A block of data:
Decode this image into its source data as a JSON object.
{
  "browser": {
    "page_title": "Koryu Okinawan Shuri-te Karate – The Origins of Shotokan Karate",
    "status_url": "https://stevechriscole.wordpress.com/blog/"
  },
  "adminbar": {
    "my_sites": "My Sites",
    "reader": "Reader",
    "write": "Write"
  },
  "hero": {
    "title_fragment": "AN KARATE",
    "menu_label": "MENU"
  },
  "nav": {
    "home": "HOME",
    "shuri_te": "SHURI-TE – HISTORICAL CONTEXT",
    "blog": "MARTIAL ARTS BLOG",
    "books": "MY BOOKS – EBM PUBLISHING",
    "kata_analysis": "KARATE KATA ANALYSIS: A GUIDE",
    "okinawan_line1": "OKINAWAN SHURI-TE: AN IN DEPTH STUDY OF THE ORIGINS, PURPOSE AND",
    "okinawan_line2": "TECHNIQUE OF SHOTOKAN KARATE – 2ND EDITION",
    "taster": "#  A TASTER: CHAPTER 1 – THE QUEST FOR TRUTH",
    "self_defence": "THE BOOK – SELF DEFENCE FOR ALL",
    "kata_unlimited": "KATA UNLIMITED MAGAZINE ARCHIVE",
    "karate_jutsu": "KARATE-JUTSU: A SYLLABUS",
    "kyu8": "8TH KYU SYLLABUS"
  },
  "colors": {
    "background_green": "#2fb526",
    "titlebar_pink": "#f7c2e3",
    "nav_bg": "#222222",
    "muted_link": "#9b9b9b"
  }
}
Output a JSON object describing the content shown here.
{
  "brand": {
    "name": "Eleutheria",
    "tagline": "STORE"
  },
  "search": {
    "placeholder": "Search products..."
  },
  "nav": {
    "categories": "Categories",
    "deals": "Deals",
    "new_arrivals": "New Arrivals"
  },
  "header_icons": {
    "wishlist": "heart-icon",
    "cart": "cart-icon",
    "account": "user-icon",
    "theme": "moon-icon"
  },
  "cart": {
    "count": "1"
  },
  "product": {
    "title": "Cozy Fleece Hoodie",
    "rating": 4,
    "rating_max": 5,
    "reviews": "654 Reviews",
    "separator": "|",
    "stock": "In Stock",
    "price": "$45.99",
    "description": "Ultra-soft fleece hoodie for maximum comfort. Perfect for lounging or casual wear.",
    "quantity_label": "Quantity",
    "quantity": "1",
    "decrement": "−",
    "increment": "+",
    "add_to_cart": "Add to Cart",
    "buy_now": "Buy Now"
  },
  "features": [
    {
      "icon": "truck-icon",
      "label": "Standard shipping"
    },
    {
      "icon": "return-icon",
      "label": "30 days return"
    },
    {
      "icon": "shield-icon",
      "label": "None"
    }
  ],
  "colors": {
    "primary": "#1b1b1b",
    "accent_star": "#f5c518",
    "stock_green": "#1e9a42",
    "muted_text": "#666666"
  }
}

Problem: Recopy the whole listing exactly.

Full answer:
Decode this image into its source data as a JSON object.
{
  "browser": {
    "page_title": "Koryu Okinawan Shuri-te Karate – The Origins of Shotokan Karate",
    "status_url": "https://stevechriscole.wordpress.com/blog/"
  },
  "adminbar": {
    "my_sites": "My Sites",
    "reader": "Reader",
    "write": "Write"
  },
  "hero": {
    "title_fragment": "AN KARATE",
    "menu_label": "MENU"
  },
  "nav": {
    "home": "HOME",
    "shuri_te": "SHURI-TE – HISTORICAL CONTEXT",
    "blog": "MARTIAL ARTS BLOG",
    "books": "MY BOOKS – EBM PUBLISHING",
    "kata_analysis": "KARATE KATA ANALYSIS: A GUIDE",
    "okinawan_line1": "OKINAWAN SHURI-TE: AN IN DEPTH STUDY OF THE ORIGINS, PURPOSE AND",
    "okinawan_line2": "TECHNIQUE OF SHOTOKAN KARATE – 2ND EDITION",
    "taster": "#  A TASTER: CHAPTER 1 – THE QUEST FOR TRUTH",
    "self_defence": "THE BOOK – SELF DEFENCE FOR ALL",
    "kata_unlimited": "KATA UNLIMITED MAGAZINE ARCHIVE",
    "karate_jutsu": "KARATE-JUTSU: A SYLLABUS",
    "kyu8": "8TH KYU SYLLABUS"
  },
  "colors": {
    "background_green": "#2fb526",
    "titlebar_pink": "#f7c2e3",
    "nav_bg": "#222222",
    "muted_link": "#9b9b9b"
  }
}
Output a JSON object describing the content shown here.
{
  "brand": {
    "name": "Eleutheria",
    "tagline": "STORE"
  },
  "search": {
    "placeholder": "Search products..."
  },
  "nav": {
    "categories": "Categories",
    "deals": "Deals",
    "new_arrivals": "New Arrivals"
  },
  "header_icons": {
    "wishlist": "heart-icon",
    "cart": "cart-icon",
    "account": "user-icon",
    "theme": "moon-icon"
  },
  "cart": {
    "count": "1"
  },
  "product": {
    "title": "Cozy Fleece Hoodie",
    "rating": 4,
    "rating_max": 5,
    "reviews": "654 Reviews",
    "separator": "|",
    "stock": "In Stock",
    "price": "$45.99",
    "description": "Ultra-soft fleece hoodie for maximum comfort. Perfect for lounging or casual wear.",
    "quantity_label": "Quantity",
    "quantity": "1",
    "decrement": "−",
    "increment": "+",
    "add_to_cart": "Add to Cart",
    "buy_now": "Buy Now"
  },
  "features": [
    {
      "icon": "truck-icon",
      "label": "Standard shipping"
    },
    {
      "icon": "return-icon",
      "label": "30 days return"
    },
    {
      "icon": "shield-icon",
      "label": "None"
    }
  ],
  "colors": {
    "primary": "#1b1b1b",
    "accent_star": "#f5c518",
    "stock_green": "#1e9a42",
    "muted_text": "#666666"
  }
}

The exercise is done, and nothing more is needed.